WHAT IS ASKED
In the listing below, find every line containing "CWMG" and copy it out.

WORKING DATA
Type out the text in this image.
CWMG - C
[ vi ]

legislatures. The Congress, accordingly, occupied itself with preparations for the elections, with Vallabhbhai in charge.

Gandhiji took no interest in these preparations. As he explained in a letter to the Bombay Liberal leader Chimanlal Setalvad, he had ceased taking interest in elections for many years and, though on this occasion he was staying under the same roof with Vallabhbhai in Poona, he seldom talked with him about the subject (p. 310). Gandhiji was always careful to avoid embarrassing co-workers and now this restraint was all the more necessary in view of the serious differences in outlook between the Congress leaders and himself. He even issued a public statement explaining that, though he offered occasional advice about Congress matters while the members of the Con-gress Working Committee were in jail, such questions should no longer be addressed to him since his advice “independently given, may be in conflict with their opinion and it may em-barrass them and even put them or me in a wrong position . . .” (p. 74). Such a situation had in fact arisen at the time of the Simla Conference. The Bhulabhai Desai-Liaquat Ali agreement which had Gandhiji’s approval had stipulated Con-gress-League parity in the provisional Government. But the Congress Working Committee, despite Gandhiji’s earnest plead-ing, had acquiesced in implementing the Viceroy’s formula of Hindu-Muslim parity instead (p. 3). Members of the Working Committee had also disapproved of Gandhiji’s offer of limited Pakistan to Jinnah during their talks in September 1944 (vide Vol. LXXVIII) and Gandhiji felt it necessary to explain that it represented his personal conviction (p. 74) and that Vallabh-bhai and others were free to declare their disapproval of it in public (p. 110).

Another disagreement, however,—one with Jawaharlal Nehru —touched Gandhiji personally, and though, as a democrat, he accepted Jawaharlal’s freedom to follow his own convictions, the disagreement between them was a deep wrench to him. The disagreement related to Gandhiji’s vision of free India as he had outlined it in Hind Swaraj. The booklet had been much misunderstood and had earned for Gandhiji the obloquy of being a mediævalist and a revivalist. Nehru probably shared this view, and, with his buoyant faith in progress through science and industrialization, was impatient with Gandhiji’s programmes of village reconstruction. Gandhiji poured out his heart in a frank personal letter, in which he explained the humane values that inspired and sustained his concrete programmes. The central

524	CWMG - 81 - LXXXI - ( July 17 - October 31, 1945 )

SOLUTION BELOW
CWMG - C
524	CWMG - 81 - LXXXI - ( July 17 - October 31, 1945 )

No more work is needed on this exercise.